What is required. Look below and pull out each line with the word "this".

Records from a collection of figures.
* * * * *
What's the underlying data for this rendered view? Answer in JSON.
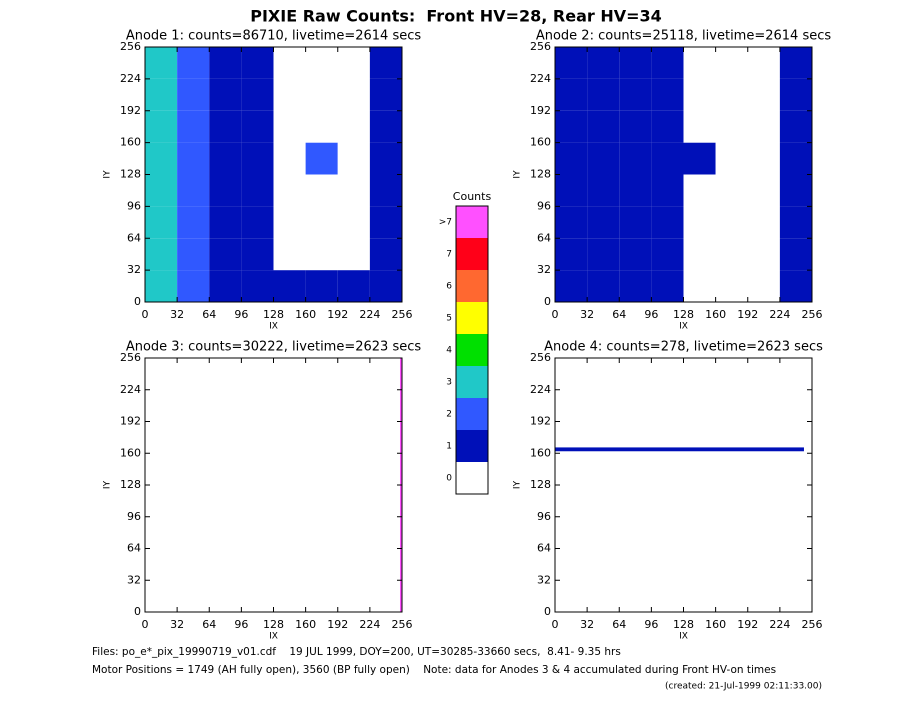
{
  "title": "PIXIE Raw Counts:  Front HV=28, Rear HV=34",
  "chart_data": [
    {
      "type": "heatmap",
      "title": "Anode 1: counts=86710, livetime=2614 secs",
      "xlabel": "IX",
      "ylabel": "IY",
      "xlim": [
        0,
        256
      ],
      "ylim": [
        0,
        256
      ],
      "xticks": [
        0,
        32,
        64,
        96,
        128,
        160,
        192,
        224,
        256
      ],
      "yticks": [
        0,
        32,
        64,
        96,
        128,
        160,
        192,
        224,
        256
      ],
      "x_edges": [
        0,
        32,
        64,
        96,
        128,
        160,
        192,
        224,
        256
      ],
      "y_edges": [
        0,
        32,
        64,
        96,
        128,
        160,
        192,
        224,
        256
      ],
      "levels": [
        [
          3,
          2,
          1,
          1,
          1,
          1,
          1,
          1
        ],
        [
          3,
          2,
          1,
          1,
          0,
          0,
          0,
          1
        ],
        [
          3,
          2,
          1,
          1,
          0,
          0,
          0,
          1
        ],
        [
          3,
          2,
          1,
          1,
          0,
          0,
          0,
          1
        ],
        [
          3,
          2,
          1,
          1,
          0,
          2,
          0,
          1
        ],
        [
          3,
          2,
          1,
          1,
          0,
          0,
          0,
          1
        ],
        [
          3,
          2,
          1,
          1,
          0,
          0,
          0,
          1
        ],
        [
          3,
          2,
          1,
          1,
          0,
          0,
          0,
          1
        ]
      ]
    },
    {
      "type": "heatmap",
      "title": "Anode 2: counts=25118, livetime=2614 secs",
      "xlabel": "IX",
      "ylabel": "IY",
      "xlim": [
        0,
        256
      ],
      "ylim": [
        0,
        256
      ],
      "xticks": [
        0,
        32,
        64,
        96,
        128,
        160,
        192,
        224,
        256
      ],
      "yticks": [
        0,
        32,
        64,
        96,
        128,
        160,
        192,
        224,
        256
      ],
      "x_edges": [
        0,
        32,
        64,
        96,
        128,
        160,
        192,
        224,
        256
      ],
      "y_edges": [
        0,
        32,
        64,
        96,
        128,
        160,
        192,
        224,
        256
      ],
      "levels": [
        [
          1,
          1,
          1,
          1,
          0,
          0,
          0,
          1
        ],
        [
          1,
          1,
          1,
          1,
          0,
          0,
          0,
          1
        ],
        [
          1,
          1,
          1,
          1,
          0,
          0,
          0,
          1
        ],
        [
          1,
          1,
          1,
          1,
          0,
          0,
          0,
          1
        ],
        [
          1,
          1,
          1,
          1,
          1,
          0,
          0,
          1
        ],
        [
          1,
          1,
          1,
          1,
          0,
          0,
          0,
          1
        ],
        [
          1,
          1,
          1,
          1,
          0,
          0,
          0,
          1
        ],
        [
          1,
          1,
          1,
          1,
          0,
          0,
          0,
          1
        ]
      ]
    },
    {
      "type": "heatmap",
      "title": "Anode 3: counts=30222, livetime=2623 secs",
      "xlabel": "IX",
      "ylabel": "IY",
      "xlim": [
        0,
        256
      ],
      "ylim": [
        0,
        256
      ],
      "xticks": [
        0,
        32,
        64,
        96,
        128,
        160,
        192,
        224,
        256
      ],
      "yticks": [
        0,
        32,
        64,
        96,
        128,
        160,
        192,
        224,
        256
      ],
      "x_edges": [
        0,
        254,
        256
      ],
      "y_edges": [
        0,
        256
      ],
      "levels": [
        [
          0,
          8
        ]
      ]
    },
    {
      "type": "heatmap",
      "title": "Anode 4: counts=278, livetime=2623 secs",
      "xlabel": "IX",
      "ylabel": "IY",
      "xlim": [
        0,
        256
      ],
      "ylim": [
        0,
        256
      ],
      "xticks": [
        0,
        32,
        64,
        96,
        128,
        160,
        192,
        224,
        256
      ],
      "yticks": [
        0,
        32,
        64,
        96,
        128,
        160,
        192,
        224,
        256
      ],
      "x_edges": [
        0,
        248
      ],
      "y_edges": [
        0,
        162,
        166,
        256
      ],
      "levels": [
        [
          0
        ],
        [
          1
        ],
        [
          0
        ]
      ]
    }
  ],
  "colorbar": {
    "title": "Counts",
    "labels": [
      "0",
      "1",
      "2",
      "3",
      "4",
      "5",
      "6",
      "7",
      ">7"
    ],
    "colors": [
      "#ffffff",
      "#0010b8",
      "#3058ff",
      "#20c8c8",
      "#00e000",
      "#ffff00",
      "#ff6830",
      "#ff0018",
      "#ff50ff"
    ]
  },
  "footer": [
    "Files: po_e*_pix_19990719_v01.cdf    19 JUL 1999, DOY=200, UT=30285-33660 secs,  8.41- 9.35 hrs",
    "Motor Positions = 1749 (AH fully open), 3560 (BP fully open)    Note: data for Anodes 3 & 4 accumulated during Front HV-on times",
    "(created: 21-Jul-1999 02:11:33.00)"
  ]
}
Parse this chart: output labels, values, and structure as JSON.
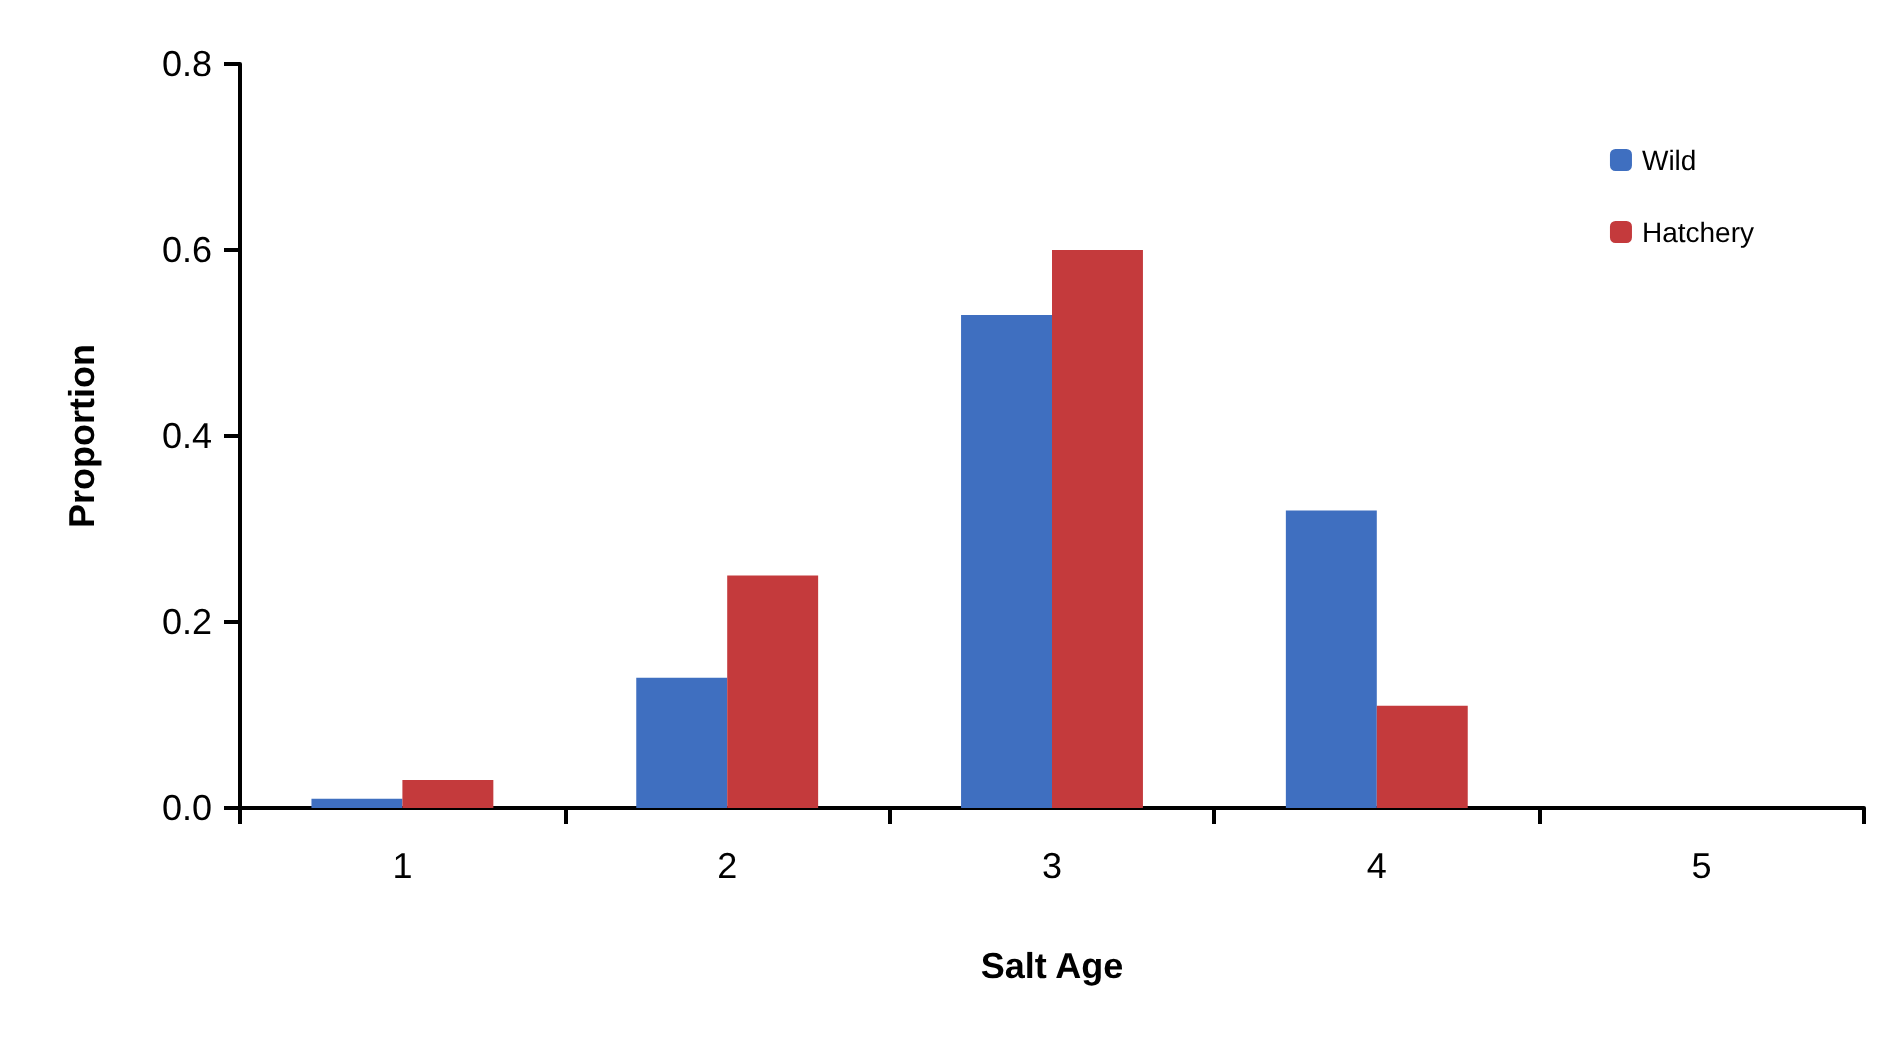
{
  "chart_data": {
    "type": "bar",
    "xlabel": "Salt Age",
    "ylabel": "Proportion",
    "categories": [
      "1",
      "2",
      "3",
      "4",
      "5"
    ],
    "series": [
      {
        "name": "Wild",
        "color": "#3f6fc0",
        "values": [
          0.01,
          0.14,
          0.53,
          0.32,
          0
        ]
      },
      {
        "name": "Hatchery",
        "color": "#c43a3c",
        "values": [
          0.03,
          0.25,
          0.6,
          0.11,
          0
        ]
      }
    ],
    "ylim": [
      0,
      0.8
    ],
    "yticks": [
      {
        "value": 0,
        "label": "0.0"
      },
      {
        "value": 0.2,
        "label": "0.2"
      },
      {
        "value": 0.4,
        "label": "0.4"
      },
      {
        "value": 0.6,
        "label": "0.6"
      },
      {
        "value": 0.8,
        "label": "0.8"
      }
    ],
    "grid": false,
    "legend": "top right"
  }
}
* * * * *
Reply to the task.
What's the underlying data for this rendered view? Answer in JSON.
Parse this chart: output labels, values, and structure as JSON.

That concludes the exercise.